Selected passage:
Healthcare providers must navigate a complex regulatory landscape concerning AI adoption, adhering to standards and guidance from various agencies. These include governmental bodies like the FDA, ONC, NIST, and HHS, which focus on safety, interoperability, and risk management; professional organizations such as the AMA, AHIMA, and RSNA, which emphasize ethical considerations and best practices; and international organizations like the WHO and ISO, which promote global standards. This diverse regulatory environment necessitates ongoing monitoring and compliance efforts to ensure responsible and effective AI implementation in healthcare.

The table below offers a framework of how AI learning models can address key healthcare challenges in a patient’s continuity of care, from prevention and early detection to care management and cost containment. In addition, it highlights potential success metrics and notes regulatory considerations:

Governance and Leadership Considerations

Incorporating AI into healthcare strategies requires more than technical expertise. Boards and leadership must adapt governance practices and competencies to guide AI investments effectively. This shift involves acknowledging that AI can introduce new revenue streams, alter existing ones, reshape workforce roles, and raise unique ethical and compliance challenges. Leaders must establish robust oversight structures, ensure responsible data use, and foster trust in AI-driven insights across the organization:

  • Strategic Alignment: Ensure AI initiatives are closely linked to the organization’s mission, incentive structures, and strategic goals. Investments should deliver tangible financial and clinical returns that reinforce core priorities.

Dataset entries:
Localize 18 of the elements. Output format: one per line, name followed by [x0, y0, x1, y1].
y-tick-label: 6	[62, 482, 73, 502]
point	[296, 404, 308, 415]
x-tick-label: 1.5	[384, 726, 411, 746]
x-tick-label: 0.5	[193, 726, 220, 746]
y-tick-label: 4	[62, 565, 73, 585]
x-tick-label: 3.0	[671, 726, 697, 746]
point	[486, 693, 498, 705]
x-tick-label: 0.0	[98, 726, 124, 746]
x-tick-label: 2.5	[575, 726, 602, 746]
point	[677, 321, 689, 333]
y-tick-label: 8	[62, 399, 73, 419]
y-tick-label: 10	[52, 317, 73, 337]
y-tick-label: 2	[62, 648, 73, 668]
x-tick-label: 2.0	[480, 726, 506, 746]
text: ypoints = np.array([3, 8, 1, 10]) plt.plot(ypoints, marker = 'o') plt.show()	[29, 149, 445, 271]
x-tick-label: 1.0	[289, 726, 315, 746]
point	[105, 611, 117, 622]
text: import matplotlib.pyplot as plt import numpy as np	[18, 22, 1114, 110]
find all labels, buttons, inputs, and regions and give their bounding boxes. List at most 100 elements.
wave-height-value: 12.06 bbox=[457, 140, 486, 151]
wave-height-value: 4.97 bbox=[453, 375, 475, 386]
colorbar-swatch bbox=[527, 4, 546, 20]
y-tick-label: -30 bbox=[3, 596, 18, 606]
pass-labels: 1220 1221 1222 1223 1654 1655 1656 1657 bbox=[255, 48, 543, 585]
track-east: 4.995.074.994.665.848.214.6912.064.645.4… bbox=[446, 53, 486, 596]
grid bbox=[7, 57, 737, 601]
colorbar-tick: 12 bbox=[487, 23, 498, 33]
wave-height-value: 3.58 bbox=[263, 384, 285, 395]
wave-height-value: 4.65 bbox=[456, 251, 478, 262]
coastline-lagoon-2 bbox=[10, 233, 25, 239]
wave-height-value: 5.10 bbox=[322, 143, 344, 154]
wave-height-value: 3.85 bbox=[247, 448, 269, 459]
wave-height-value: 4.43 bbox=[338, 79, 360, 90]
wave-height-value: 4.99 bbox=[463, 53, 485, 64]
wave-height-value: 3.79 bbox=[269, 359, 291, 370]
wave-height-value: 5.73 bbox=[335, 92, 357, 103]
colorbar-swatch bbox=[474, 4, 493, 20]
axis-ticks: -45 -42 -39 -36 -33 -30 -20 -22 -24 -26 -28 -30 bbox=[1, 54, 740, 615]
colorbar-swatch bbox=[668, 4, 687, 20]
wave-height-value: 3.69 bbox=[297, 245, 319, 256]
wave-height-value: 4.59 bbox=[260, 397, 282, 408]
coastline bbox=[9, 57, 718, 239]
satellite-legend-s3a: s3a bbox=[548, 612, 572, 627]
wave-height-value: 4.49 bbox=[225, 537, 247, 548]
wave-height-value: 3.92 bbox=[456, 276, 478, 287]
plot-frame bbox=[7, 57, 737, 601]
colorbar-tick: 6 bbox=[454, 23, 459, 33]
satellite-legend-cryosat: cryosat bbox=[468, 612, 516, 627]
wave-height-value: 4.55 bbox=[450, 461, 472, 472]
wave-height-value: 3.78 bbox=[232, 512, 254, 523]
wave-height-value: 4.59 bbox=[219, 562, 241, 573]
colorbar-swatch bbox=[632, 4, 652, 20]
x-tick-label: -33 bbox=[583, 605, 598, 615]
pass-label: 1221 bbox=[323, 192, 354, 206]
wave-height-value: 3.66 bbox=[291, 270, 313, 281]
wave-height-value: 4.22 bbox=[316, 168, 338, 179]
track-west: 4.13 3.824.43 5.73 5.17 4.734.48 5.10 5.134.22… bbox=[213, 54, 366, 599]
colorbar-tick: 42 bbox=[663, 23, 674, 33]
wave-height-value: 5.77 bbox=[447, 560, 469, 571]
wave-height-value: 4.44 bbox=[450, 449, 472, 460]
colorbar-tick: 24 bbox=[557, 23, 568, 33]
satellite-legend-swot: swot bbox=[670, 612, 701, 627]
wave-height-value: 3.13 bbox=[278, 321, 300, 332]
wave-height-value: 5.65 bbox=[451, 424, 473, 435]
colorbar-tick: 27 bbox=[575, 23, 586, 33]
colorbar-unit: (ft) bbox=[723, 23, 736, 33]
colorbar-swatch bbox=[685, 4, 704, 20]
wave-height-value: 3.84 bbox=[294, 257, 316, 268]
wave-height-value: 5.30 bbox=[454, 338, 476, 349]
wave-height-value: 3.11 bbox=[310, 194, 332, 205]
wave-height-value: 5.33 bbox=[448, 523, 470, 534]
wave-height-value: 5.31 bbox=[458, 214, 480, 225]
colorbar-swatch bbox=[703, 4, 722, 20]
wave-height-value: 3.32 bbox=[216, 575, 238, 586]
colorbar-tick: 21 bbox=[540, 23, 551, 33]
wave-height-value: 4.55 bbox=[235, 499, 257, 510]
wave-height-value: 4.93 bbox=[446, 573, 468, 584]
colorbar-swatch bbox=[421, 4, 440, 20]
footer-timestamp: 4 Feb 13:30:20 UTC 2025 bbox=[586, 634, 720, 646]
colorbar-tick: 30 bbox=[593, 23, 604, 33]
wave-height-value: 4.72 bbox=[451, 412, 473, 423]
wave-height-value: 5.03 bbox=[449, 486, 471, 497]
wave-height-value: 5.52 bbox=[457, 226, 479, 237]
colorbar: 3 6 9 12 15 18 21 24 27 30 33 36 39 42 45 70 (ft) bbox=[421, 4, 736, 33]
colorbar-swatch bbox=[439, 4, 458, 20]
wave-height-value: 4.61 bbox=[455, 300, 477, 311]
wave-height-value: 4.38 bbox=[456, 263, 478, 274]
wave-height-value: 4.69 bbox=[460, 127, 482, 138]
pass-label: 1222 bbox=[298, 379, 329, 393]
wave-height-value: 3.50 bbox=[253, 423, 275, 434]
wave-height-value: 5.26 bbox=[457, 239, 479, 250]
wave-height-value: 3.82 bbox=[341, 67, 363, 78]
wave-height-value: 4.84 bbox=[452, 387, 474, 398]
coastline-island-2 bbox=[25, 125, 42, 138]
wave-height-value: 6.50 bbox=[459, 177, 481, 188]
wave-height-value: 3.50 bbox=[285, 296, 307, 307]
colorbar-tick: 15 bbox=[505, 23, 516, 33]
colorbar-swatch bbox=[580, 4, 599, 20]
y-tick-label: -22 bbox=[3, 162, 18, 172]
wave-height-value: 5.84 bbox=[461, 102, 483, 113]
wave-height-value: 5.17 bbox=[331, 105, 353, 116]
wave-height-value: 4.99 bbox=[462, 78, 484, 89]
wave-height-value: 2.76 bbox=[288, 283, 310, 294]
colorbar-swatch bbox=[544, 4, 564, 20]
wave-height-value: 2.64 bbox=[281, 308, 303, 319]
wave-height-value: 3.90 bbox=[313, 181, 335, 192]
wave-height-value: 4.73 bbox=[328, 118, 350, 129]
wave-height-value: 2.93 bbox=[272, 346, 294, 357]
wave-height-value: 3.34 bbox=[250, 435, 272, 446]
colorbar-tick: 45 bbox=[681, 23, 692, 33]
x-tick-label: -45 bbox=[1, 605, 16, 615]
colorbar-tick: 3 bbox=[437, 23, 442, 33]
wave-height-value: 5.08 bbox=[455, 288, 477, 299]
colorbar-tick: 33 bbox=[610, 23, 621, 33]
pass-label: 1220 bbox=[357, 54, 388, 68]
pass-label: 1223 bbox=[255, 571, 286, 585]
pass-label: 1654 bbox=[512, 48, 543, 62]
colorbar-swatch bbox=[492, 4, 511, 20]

Exercise directions: Pick up the passage on AI governance in healthcare right after its last bullet point and keep writing it.

Answer area:
  • Governance Structures and Oversight: Consider establishing dedicated AI committees or augmenting board expertise with directors possessing backgrounds in data science, digital health, or relevant regulations. This enhances the board’s capacity to scrutinize AI projects, assess their impact on care delivery, patient safety, and organizational performance, and ensure alignment with evolving regulatory requirements.

  • Long-Term Investment Perspective: AI maturity is a journey, not a destination. Boards and leadership must adopt a long-term view, prioritizing foundational investments in data quality, interoperability, and scalable platforms. This gradual capability-building ensures organizational adaptability to evolving technologies and regulatory requirements.

  • Data Compliance Competencies: Strengthen internal expertise in data governance, privacy, and security, including familiarity with relevant regulations (e.g., HIPAA, GDPR). Robust data standards and practices are essential for safe, compliant AI deployment, regulatory confidence, and public trust.

  • Risk Management and Ethical Considerations: Proactively identify potential risks, such as biased algorithms, privacy violations, patient safety issues, and algorithmic opacity (lack of explainability). Incorporate risk mitigation strategies, ethical frameworks, and clear accountability measures to ensure that AI supports fair, responsible, transparent, and patient-centered care.

  • Cultural Adaptation and Workforce Readiness: Train clinicians, managers, and frontline staff to understand, trust, and effectively use AI tools. Consider adjusting organizational structures, such as appointing a Chief AI Officer or embedding AI specialists within clinical teams. Encourage ongoing feedback, transparent communication, and change management strategies to build trust, promote adoption, and ensure that AI augments rather than replaces human judgment.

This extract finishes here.